Berhubung saya tidak terlalu kuat dengan hawa dingin, tempat pertama yang saya tuju adalah toilet..hehe.. Masih cukup bersih karena merupakan bangunan baru. Di sebelah toilet terdapat juga sendang (mata air) dengan beberapa keran yang airnya dapat diambil oleh pengunjung.

sendang dari depan atas
Sudah cukup ngomongin toiletnya, sekarang kembali lagi ke pelataran GMPG.








Menurut saya konsepnya dibuat hampir mirip dengan Gua Maria Kerep Ambarawa (GMKA) -atau mungkin ada tempat doa yang lebih tua dengan tata letak seperti ini- dimana pelataran doa dibuat menyerupai panggung. Ada dua baris tempat doa, dengan baris belakang yang telah dipasang kanopi. Di depan pelataran doa berturut-turut ada pendopo yang berfungsi sebagai  altar, di samping kirinya ada lahan kosong yang di sana akan dibangun sakristi, dan di sisi kanan pendopo terdapat gua dengan patung Bunda Maria di tengahnya (lihat gambar paling atas cerita ini).

Di belakang pelataran doa dibangun jalan salib dengan rute yang cukup pendek dengan perhentian pertama di tempat saya pertama kali nyasar.

trap bambu dari perhentian pertama

Dari perhentian pertama kita diajak turun menyusuri undakan gabungan beton, tanah dan bambu yang cukup licin jika kurang berhati-hati. Perhentian kedua dan seterusnya berada di belakang pelataran doa.
Tata letak seperti ini mengingatkan saya pada rute jalan salib di Gua Maria Puhsarang Kediri (GMPK) yang juga menyatu dengan alam. Dan usut punya usut GMPK ternyata dibuat hampir mirip dengan jalan salib yang terdapat di Lourdes dengan diorama patung ukuran 1:1 dari foto-foto ziarah orang tua ke Lourdes pertengahan tahun lalu.








Rute jalan salibnya gak akan bikin Anda capek kok..tenang aja :p

Setelah beberapa kali ambil foto di bawah rintik hujan, saatnya bermeditasi sejenak dengan bantuan lokasi alam yang mendukung.



Ternyata mulai banyak pengunjung yang datang, karena hujan sudah mulai reda. Tempat ini tidak terlalu luas, seluas GMKA, maka setelah selesai bermeditasi saatnya memberikan ruang kepada pengunjung lain untuk berdoa.

Karena lupa bawa lilin dari dalam box, saya hanya bisa naik ke depan gua, berlutut dan beberapa kali ambil foto di sana, serta di depan pendopo.
□ □ □
### [SOAL UNTUK DIKERJAKAN]
a - Tuliskan ulang bagian teks tentang Gua Maria mulai dari "Tata letak seperti ini mengingatkan" sampai dengan "pertengahan tahun lalu.".
b - Jawablah pertanyaan berikut berdasarkan teks tentang Gua Maria.
(i) Apa yang terdapat di sebelah toilet?
(ii) Apa yang akan dibangun di lahan kosong di samping kiri pendopo?
(iii) Di mana letak perhentian kedua dan seterusnya pada jalan salib?
c - Tentukan apakah setiap pernyataan berikut sesuai dengan teks tentang Gua Maria. Jawab ya atau tidak, lalu kutip kata-kata teks yang menjadi dasarnya.
(i) Kanopi telah dipasang pada baris depan tempat doa.
(ii) Pengunjung mulai banyak berdatangan setelah hujan mereda.
(iii) Penulis membawa lilin ke depan gua.
Kerjakan dengan berpegang pada teks ini saja.

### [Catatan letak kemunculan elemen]
□ □ □
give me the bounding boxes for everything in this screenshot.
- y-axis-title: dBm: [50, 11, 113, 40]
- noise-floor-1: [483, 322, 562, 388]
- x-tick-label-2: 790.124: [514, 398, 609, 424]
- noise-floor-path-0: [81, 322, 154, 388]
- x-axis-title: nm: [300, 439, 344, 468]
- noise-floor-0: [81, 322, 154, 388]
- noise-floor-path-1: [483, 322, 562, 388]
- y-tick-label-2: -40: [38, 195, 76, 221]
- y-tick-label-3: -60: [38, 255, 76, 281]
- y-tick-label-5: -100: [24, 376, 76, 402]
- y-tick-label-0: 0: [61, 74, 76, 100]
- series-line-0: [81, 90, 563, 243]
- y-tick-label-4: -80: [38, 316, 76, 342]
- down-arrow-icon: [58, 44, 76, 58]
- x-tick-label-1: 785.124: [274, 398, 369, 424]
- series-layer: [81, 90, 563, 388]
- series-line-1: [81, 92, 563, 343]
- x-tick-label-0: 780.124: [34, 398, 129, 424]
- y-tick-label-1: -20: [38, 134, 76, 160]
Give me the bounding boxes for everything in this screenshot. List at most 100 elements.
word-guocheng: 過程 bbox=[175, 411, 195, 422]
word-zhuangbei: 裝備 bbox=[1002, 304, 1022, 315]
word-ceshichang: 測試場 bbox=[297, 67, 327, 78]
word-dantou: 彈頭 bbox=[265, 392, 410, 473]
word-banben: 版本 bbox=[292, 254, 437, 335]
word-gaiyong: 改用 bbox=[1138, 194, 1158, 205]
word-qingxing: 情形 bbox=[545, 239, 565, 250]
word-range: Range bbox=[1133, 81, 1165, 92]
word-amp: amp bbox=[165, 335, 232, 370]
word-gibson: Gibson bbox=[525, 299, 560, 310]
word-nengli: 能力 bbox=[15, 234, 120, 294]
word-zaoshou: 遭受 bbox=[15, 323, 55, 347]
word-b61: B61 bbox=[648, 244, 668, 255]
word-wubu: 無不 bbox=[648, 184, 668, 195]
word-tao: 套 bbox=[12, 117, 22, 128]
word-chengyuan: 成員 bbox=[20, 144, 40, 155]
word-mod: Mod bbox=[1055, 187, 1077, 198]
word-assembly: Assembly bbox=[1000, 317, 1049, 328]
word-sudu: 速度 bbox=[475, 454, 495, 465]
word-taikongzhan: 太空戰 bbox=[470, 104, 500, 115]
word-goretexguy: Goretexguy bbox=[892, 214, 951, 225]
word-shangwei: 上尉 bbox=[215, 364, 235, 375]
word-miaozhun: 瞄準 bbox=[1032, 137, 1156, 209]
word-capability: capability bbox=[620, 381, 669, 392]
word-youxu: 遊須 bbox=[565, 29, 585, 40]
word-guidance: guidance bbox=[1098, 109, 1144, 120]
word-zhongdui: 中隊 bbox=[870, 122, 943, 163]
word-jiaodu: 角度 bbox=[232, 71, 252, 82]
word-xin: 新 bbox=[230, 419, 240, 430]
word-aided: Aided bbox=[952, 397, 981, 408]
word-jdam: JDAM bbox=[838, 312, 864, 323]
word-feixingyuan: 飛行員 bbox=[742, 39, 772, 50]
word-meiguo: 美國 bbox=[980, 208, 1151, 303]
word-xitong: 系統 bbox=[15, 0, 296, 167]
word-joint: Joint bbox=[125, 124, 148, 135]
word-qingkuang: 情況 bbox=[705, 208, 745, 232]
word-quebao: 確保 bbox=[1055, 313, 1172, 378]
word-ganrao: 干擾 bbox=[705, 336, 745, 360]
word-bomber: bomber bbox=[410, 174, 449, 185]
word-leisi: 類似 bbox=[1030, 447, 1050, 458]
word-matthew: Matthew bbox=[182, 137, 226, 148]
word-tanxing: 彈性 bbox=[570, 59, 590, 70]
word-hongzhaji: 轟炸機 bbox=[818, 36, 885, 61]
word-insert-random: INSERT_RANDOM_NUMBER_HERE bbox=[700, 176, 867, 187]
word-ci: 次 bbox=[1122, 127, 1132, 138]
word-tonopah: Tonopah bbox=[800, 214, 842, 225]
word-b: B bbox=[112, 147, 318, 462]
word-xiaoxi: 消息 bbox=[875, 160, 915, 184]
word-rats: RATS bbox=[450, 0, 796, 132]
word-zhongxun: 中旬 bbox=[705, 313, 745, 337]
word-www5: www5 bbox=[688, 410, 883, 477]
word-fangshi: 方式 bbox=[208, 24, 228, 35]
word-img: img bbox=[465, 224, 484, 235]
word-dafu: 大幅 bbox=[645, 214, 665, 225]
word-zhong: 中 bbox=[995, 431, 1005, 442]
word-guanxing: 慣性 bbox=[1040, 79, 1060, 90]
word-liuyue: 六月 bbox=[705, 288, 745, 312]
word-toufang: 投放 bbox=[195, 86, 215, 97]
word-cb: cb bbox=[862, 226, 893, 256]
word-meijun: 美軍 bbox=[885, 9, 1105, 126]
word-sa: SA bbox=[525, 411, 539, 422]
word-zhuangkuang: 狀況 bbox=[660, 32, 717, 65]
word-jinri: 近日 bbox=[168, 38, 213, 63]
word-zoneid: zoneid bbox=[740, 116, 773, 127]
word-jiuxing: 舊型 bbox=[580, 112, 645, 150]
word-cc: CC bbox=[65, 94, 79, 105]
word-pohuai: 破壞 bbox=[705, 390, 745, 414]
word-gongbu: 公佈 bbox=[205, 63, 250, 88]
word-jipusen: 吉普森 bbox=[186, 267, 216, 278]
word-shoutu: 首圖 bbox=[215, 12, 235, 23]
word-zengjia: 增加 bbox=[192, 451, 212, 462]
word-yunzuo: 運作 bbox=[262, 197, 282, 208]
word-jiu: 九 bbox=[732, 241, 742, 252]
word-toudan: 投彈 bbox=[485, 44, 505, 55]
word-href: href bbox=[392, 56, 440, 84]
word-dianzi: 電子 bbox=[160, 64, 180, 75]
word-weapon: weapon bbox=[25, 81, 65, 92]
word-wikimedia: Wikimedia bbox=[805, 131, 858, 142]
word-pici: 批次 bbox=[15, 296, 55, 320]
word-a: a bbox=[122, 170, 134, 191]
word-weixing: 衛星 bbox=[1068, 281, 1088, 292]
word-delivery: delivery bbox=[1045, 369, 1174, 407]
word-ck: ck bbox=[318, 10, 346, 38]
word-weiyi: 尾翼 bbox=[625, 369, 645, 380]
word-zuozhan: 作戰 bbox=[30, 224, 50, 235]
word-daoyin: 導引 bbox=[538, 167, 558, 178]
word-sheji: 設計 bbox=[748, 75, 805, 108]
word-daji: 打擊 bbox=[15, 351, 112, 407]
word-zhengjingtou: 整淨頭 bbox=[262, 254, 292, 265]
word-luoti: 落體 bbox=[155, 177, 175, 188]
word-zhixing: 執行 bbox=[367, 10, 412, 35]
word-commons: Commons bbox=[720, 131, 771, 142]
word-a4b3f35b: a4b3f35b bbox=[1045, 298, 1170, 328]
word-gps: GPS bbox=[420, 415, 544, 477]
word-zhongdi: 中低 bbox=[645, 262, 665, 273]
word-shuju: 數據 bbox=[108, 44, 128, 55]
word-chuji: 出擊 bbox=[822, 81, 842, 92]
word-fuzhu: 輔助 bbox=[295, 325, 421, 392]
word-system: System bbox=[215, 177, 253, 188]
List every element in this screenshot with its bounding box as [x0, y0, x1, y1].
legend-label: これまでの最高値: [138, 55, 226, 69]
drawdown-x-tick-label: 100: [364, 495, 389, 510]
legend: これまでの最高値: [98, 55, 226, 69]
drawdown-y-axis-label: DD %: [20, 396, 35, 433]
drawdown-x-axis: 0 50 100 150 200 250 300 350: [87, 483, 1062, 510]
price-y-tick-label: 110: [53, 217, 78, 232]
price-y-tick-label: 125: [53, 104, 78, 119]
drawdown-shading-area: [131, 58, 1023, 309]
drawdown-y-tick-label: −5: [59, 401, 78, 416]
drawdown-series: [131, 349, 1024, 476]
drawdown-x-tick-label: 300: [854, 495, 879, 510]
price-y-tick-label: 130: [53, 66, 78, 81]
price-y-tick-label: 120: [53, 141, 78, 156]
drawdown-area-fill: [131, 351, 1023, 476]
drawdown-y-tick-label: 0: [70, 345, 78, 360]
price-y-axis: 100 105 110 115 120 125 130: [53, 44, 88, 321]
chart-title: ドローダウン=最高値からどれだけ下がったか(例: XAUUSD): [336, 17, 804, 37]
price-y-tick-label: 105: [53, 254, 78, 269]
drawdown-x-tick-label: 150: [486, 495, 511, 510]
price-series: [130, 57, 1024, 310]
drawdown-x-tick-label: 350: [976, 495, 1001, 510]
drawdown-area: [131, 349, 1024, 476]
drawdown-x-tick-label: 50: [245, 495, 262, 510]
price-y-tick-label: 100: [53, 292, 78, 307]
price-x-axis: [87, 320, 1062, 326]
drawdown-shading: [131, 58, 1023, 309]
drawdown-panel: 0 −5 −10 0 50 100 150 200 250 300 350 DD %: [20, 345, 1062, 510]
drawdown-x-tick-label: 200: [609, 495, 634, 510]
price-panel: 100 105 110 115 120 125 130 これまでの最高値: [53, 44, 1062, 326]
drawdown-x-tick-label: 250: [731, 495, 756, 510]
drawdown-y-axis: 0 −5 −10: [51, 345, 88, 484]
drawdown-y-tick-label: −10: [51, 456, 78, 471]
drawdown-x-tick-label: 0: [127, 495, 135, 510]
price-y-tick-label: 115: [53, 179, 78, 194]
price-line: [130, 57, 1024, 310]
□ □ □
### [JAWABAN TIAP SOAL]
a -
Tata letak seperti ini mengingatkan saya pada rute jalan salib di Gua Maria Puhsarang Kediri (GMPK) yang juga menyatu dengan alam. Dan usut punya usut GMPK ternyata dibuat hampir mirip dengan jalan salib yang terdapat di Lourdes dengan diorama patung ukuran 1:1 dari foto-foto ziarah orang tua ke Lourdes pertengahan tahun lalu.

b -
(i) Sendang (mata air) dengan beberapa keran yang airnya dapat diambil oleh pengunjung.
(ii) Sakristi.
(iii) Di belakang pelataran doa.

c -
(i) Tidak: "Ada dua baris tempat doa, dengan baris belakang yang telah dipasang kanopi."
(ii) Ya: "Ternyata mulai banyak pengunjung yang datang, karena hujan sudah mulai reda."
(iii) Tidak: "Karena lupa bawa lilin dari dalam box, saya hanya bisa naik ke depan gua"